REQUIRED TASK 1: Duplicate the passage from the landlord energy-efficiency article, starting with "Floor insulation –" and going on through "at a stroke.".
REQUIRED TASK 2: Using the landlord energy-efficiency article, decide whether each statement agrees with it, giving yes or no and the article's deciding words in quotation marks: (a) the Energy Saving Trust says about a third of the heat lost from an uninsulated home goes out through the walls; (b) under the original staged plan, new tenancies would have had to meet the C rating from 2028; (c) LEDs can last up to 25 times as long as traditional lighting.

# start of SUPPLIED TEXT

If you are a landlord, you will be aware that recent years have seen successive changes to the energy-efficiency standards the law requires you to maintain for your let property. It might have been something of a challenge to keep up with the steadily more stringent requirements.

In 2020, the government opened a consultation process about raising Minimum Energy Efficiency Standards (MEES) for residential let properties. Following that consultation, it is now proposed that from 2028 all residential let properties must achieve an Energy Performance Certificate (EPC) of at least a C rating. The original intention had been for a staged approach in which, from 2025, all new tenancies would need to meet that standard and that by 2028 it would apply to all residential properties.

For further reading about EPCs and how to get one, you might want to review our webpage.

Against this background of steadily more stringent rules, you will also want to know what you can do to improve your let property’s EPC rating.


Probably the single most efficient way of conserving the energy required to heat your home is to prevent its loss by thoroughly insulating the building.

The Energy Saving Trust points out that around a third of all heat that is lost from an uninsulated home escapes through the walls. Insulating the cavity between the two courses of brick or blockwork, therefore, is one of the most efficient energy-saving measures – and could save you around £540 a year in energy bills.

Floor insulation – under the floor and around the skirting boards – could save you a further £180 for a detached house (£110 for a semi-detached) while topping up the insulation in your loft could save £55 a year more.

For the relatively affordable cost of an insulating jacket for your hot water cylinder, you could improve the EPC rating of your home – and save yourself as much as £70 a year in energy bills.

These references to savings on your energy bills are calculated by the Energy Saving Trust in July 2022, before the recent major increases in energy prices, and your savings, therefore, could now potentially be even greater.


Simple steps you can take for an immediate impact include the suggestion we made elsewhere about draught-proofing your windows and doors. Keeping the cold air out and the warmth can help boost your EPC rating at a stroke.

A longer-term and even more energy-efficient investment will be double-glazing – or triple-glazing – your windows. Some 18% of the heat within your home is lost through the windows, suggests research done by the government, and you can combat that loss by the installation of double glazing that is rated A+.


If you are still using traditional incandescent light bulbs or halogen lighting give serious consideration to replacing these with far more energy-efficient LED systems.

According to a posting by Smart Lighting Industries on the 24th of September 2022, LEDs (which stands for Light Emitting Diodes) consume 75% less energy and can last up to 25 times as long as traditional lighting. Replacing incandescent bulbs with new LED lights could save £13 a year for each old 100W bulb and £6 for every 60W bulb.

Energy audit

If you are the landlord of a whole block of flats or multiple let units and want a global picture of your use of energy and how to make it more efficient, you may want to consider a root-and-branch energy audit – just as we suggested in an earlier blog about savings on your energy costs.

Update your EPC

Once you have taken as many of the energy-efficiency measures as you can, you might want to arrange for a new EPC for your let property.

As we explained in an earlier blog, the inspection and certification must be done by an accredited domestic energy assessor and an appropriate contact can be found through the government website. The latter will also display any existing EPCs for the property in question.

The process is somewhat different if the property is in Scotland.

# end of SUPPLIED TEXT
# start of RAW DATA

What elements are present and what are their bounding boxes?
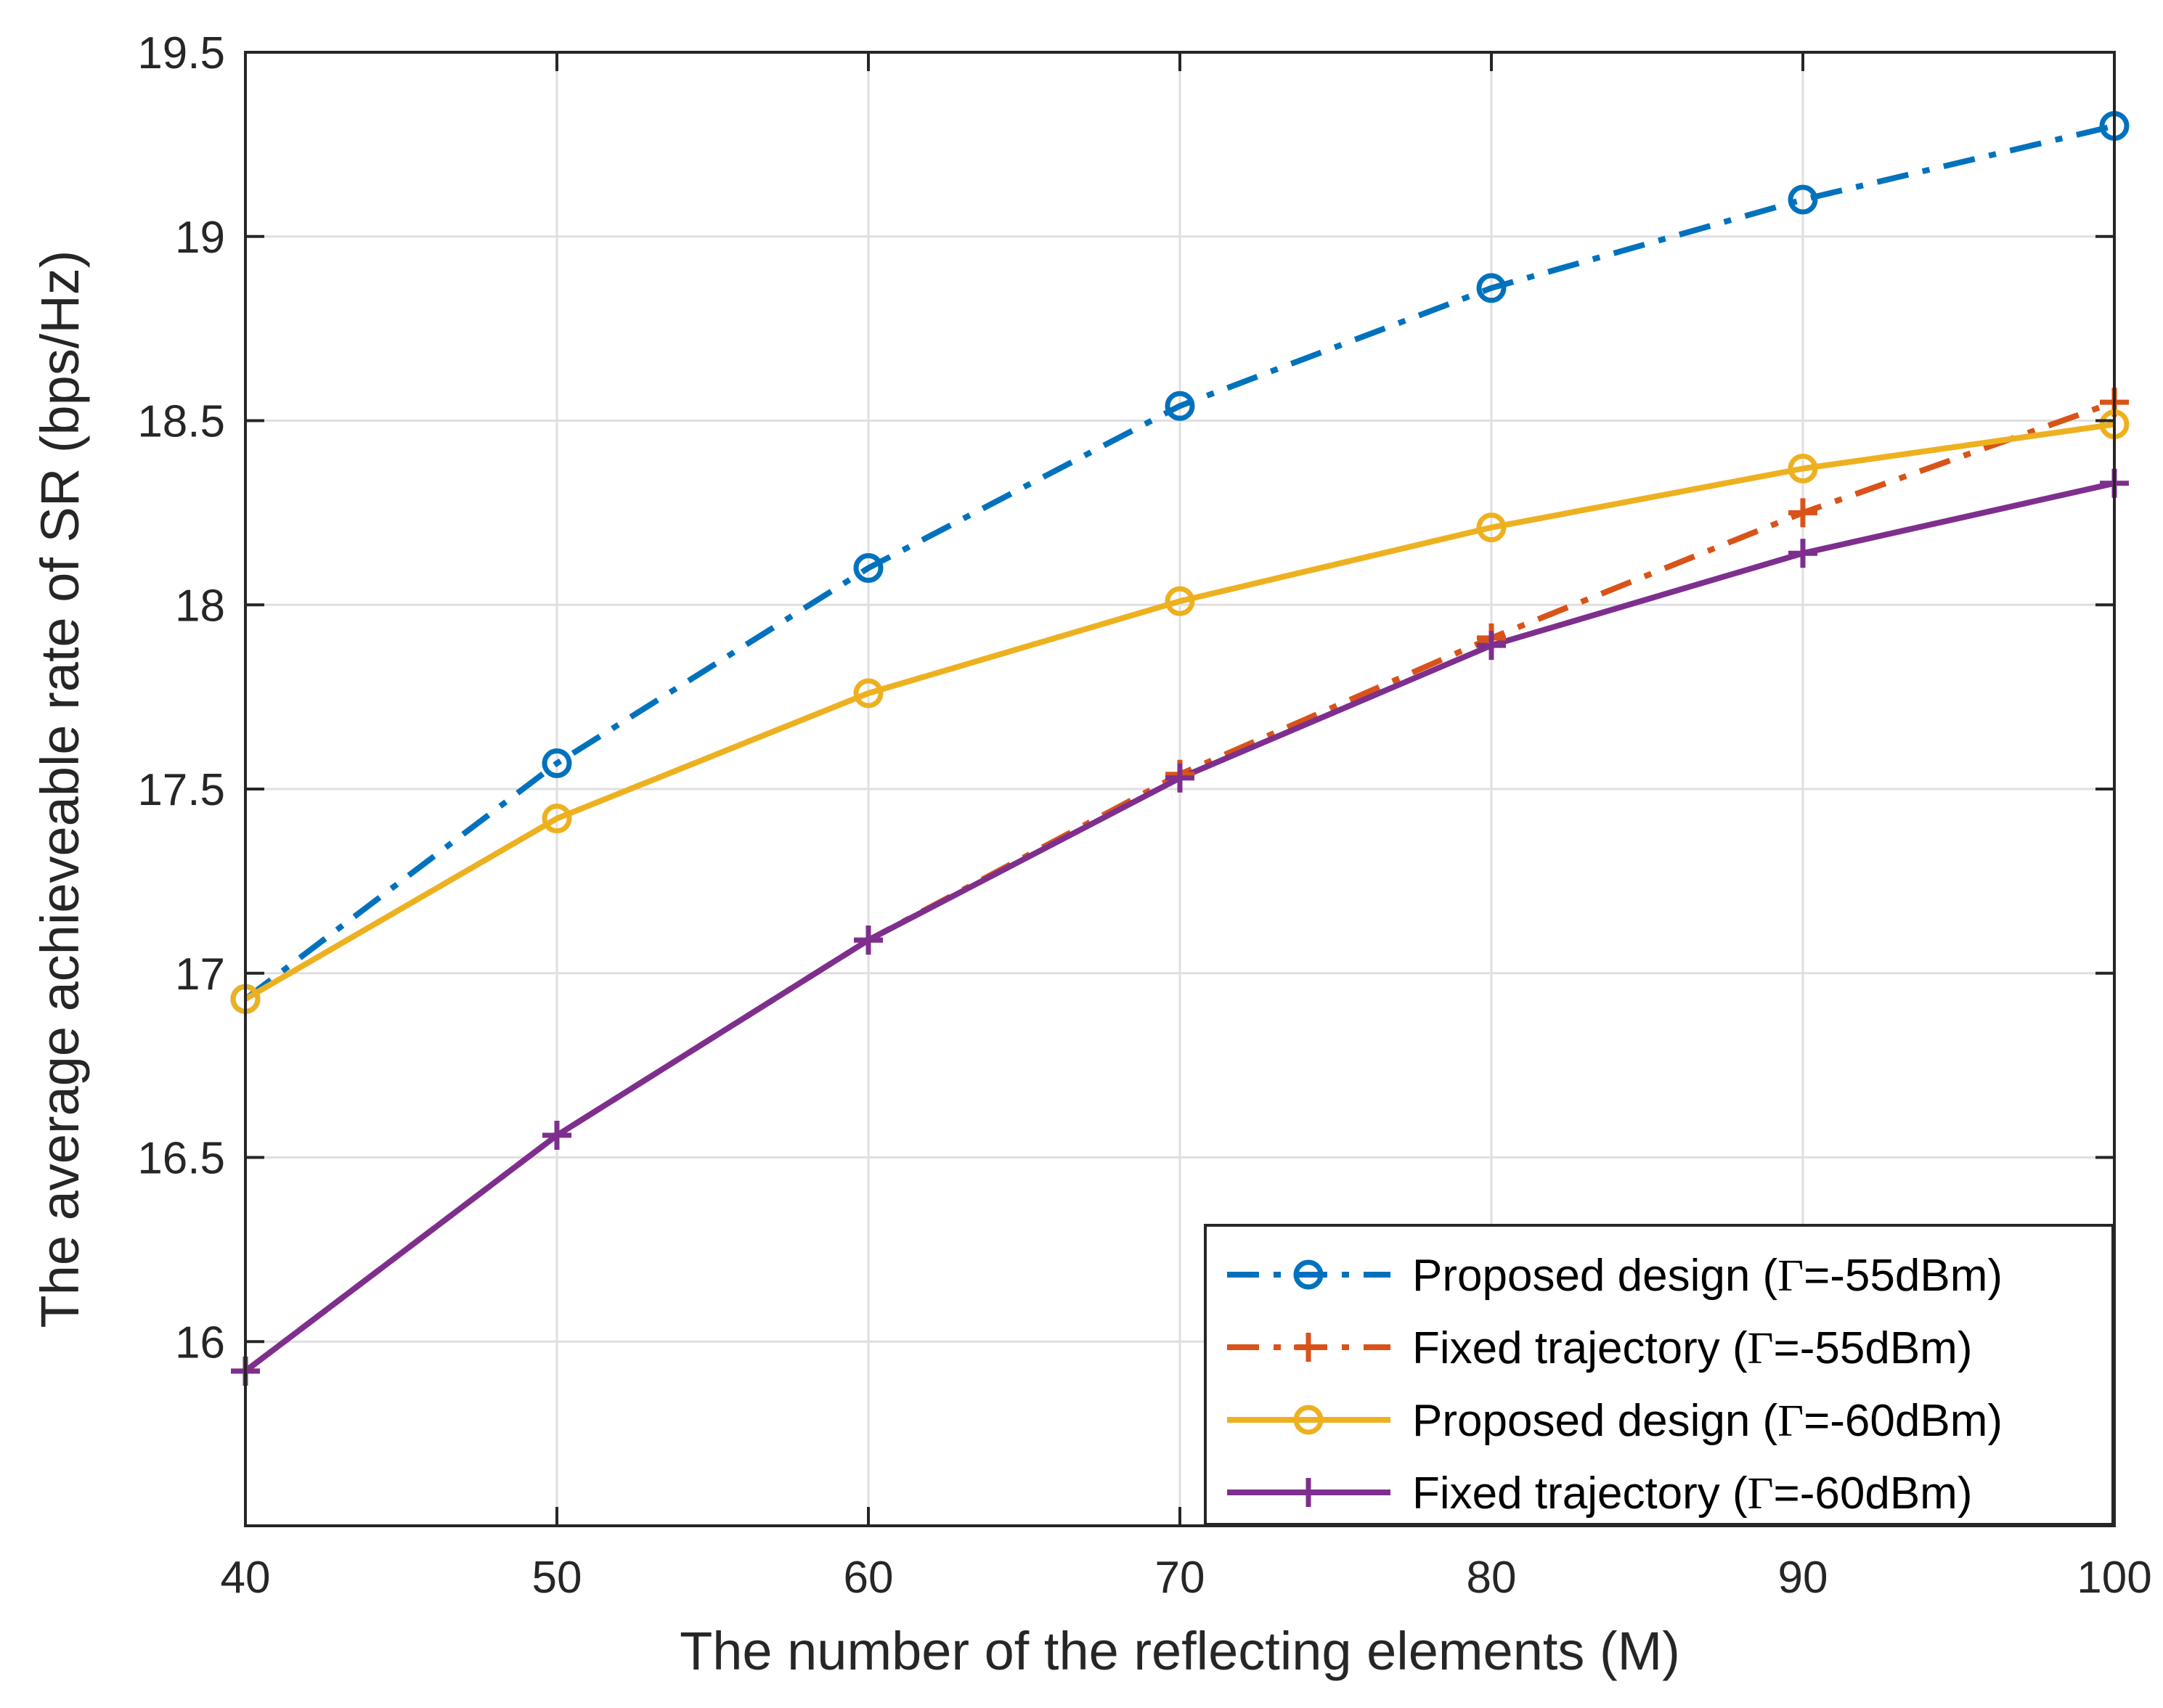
legend-marker-2 xyxy=(1293,1405,1324,1435)
legend-label-0: Proposed design (Γ=-55dBm) xyxy=(1412,1251,2003,1301)
y-tick-label: 19.5 xyxy=(137,28,225,78)
legend-box xyxy=(1204,1224,2114,1526)
data-point-s3-2 xyxy=(854,925,883,955)
data-point-s0-4 xyxy=(1476,273,1507,303)
data-point-s2-5 xyxy=(1788,453,1818,483)
legend-label-suffix: =-55dBm) xyxy=(1774,1323,1973,1373)
legend-label-prefix: Fixed trajectory ( xyxy=(1412,1468,1748,1519)
data-point-s0-3 xyxy=(1165,391,1195,421)
legend: Proposed design (Γ=-55dBm)Fixed trajecto… xyxy=(1204,1224,2114,1526)
data-point-s3-1 xyxy=(542,1121,571,1151)
y-tick-label: 18 xyxy=(175,581,225,631)
legend-label-gamma: Γ xyxy=(1748,1324,1774,1373)
legend-label-gamma: Γ xyxy=(1748,1469,1774,1519)
legend-marker-1 xyxy=(1294,1333,1323,1362)
legend-label-2: Proposed design (Γ=-60dBm) xyxy=(1412,1396,2003,1446)
series-line-0 xyxy=(243,123,2115,1002)
legend-label-suffix: =-60dBm) xyxy=(1804,1396,2003,1446)
legend-label-prefix: Fixed trajectory ( xyxy=(1412,1323,1748,1373)
legend-marker-3 xyxy=(1294,1478,1323,1507)
y-tick-label: 19 xyxy=(175,213,225,263)
y-tick-label: 18.5 xyxy=(137,397,225,447)
x-tick-label: 90 xyxy=(1778,1553,1828,1603)
y-tick-label: 16 xyxy=(175,1317,225,1368)
x-tick-label: 70 xyxy=(1155,1553,1205,1603)
legend-label-suffix: =-55dBm) xyxy=(1804,1251,2003,1301)
axis-ticks xyxy=(244,51,2116,1526)
legend-label-3: Fixed trajectory (Γ=-60dBm) xyxy=(1412,1468,1972,1519)
x-tick-label: 100 xyxy=(2077,1553,2151,1603)
data-point-s3-5 xyxy=(1788,539,1817,568)
legend-label-gamma: Γ xyxy=(1777,1251,1804,1301)
series-line-2 xyxy=(243,421,2115,1002)
data-point-s2-3 xyxy=(1165,586,1195,616)
x-tick-label: 50 xyxy=(532,1553,582,1603)
data-point-s1-5 xyxy=(1788,498,1817,528)
tick-labels: 40 50 60 70 80 90 100 16 16.5 17 17.5 18 18.5 19 19.5 xyxy=(137,28,2151,1603)
legend-label-gamma: Γ xyxy=(1777,1397,1804,1446)
y-axis-label: The average achieveable rate of SR (bps/… xyxy=(30,250,90,1328)
data-point-s0-5 xyxy=(1788,184,1818,215)
y-tick-label: 17.5 xyxy=(137,765,225,815)
x-tick-label: 60 xyxy=(844,1553,894,1603)
data-point-s2-2 xyxy=(853,678,884,708)
data-point-s0-1 xyxy=(542,748,572,778)
y-tick-label: 16.5 xyxy=(137,1134,225,1184)
legend-label-suffix: =-60dBm) xyxy=(1774,1468,1973,1519)
data-point-s3-3 xyxy=(1165,763,1194,793)
data-point-s2-1 xyxy=(542,804,572,834)
legend-label-prefix: Proposed design ( xyxy=(1412,1251,1778,1301)
legend-marker-0 xyxy=(1293,1259,1324,1290)
x-tick-label: 80 xyxy=(1467,1553,1517,1603)
data-point-s3-4 xyxy=(1477,631,1506,661)
x-axis-label: The number of the reflecting elements (M… xyxy=(680,1621,1680,1681)
data-point-s2-4 xyxy=(1476,512,1507,543)
legend-label-prefix: Proposed design ( xyxy=(1412,1396,1778,1446)
y-tick-label: 17 xyxy=(175,949,225,1000)
data-point-s0-2 xyxy=(853,553,884,583)
x-tick-label: 40 xyxy=(221,1553,271,1603)
legend-label-1: Fixed trajectory (Γ=-55dBm) xyxy=(1412,1323,1972,1373)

# end of RAW DATA

COMPLETE ANSWER 1:
Floor insulation – under the floor and around the skirting boards – could save you a further £180 for a detached house (£110 for a semi-detached) while topping up the insulation in your loft could save £55 a year more.

For the relatively affordable cost of an insulating jacket for your hot water cylinder, you could improve the EPC rating of your home – and save yourself as much as £70 a year in energy bills.

These references to savings on your energy bills are calculated by the Energy Saving Trust in July 2022, before the recent major increases in energy prices, and your savings, therefore, could now potentially be even greater.


Simple steps you can take for an immediate impact include the suggestion we made elsewhere about draught-proofing your windows and doors. Keeping the cold air out and the warmth can help boost your EPC rating at a stroke.

COMPLETE ANSWER 2:
(a) Yes: "around a third of all heat that is lost from an uninsulated home escapes through the walls"
(b) No: "from 2025, all new tenancies would need to meet that standard"
(c) Yes: "can last up to 25 times as long as traditional lighting"